Record extracts:
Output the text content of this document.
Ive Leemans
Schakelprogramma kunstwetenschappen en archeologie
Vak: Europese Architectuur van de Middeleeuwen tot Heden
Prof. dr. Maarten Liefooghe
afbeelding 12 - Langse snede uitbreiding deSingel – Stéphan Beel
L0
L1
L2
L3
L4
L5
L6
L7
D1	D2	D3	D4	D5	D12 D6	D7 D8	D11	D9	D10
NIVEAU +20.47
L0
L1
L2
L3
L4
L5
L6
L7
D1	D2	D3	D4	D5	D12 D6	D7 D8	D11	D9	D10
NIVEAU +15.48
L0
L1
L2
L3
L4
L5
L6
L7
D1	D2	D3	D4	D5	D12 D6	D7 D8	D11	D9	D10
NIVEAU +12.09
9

Work to do: Every entry must be quoted exactly as it appears above.

Reply:
Output the text content of this document.
Ive Leemans
Schakelprogramma kunstwetenschappen en archeologie
Vak: Europese Architectuur van de Middeleeuwen tot Heden
Prof. dr. Maarten Liefooghe
afbeelding 12 - Langse snede uitbreiding deSingel – Stéphan Beel
L0
L1
L2
L3
L4
L5
L6
L7
D1	D2	D3	D4	D5	D12 D6	D7 D8	D11	D9	D10
NIVEAU +20.47
L0
L1
L2
L3
L4
L5
L6
L7
D1	D2	D3	D4	D5	D12 D6	D7 D8	D11	D9	D10
NIVEAU +15.48
L0
L1
L2
L3
L4
L5
L6
L7
D1	D2	D3	D4	D5	D12 D6	D7 D8	D11	D9	D10
NIVEAU +12.09
9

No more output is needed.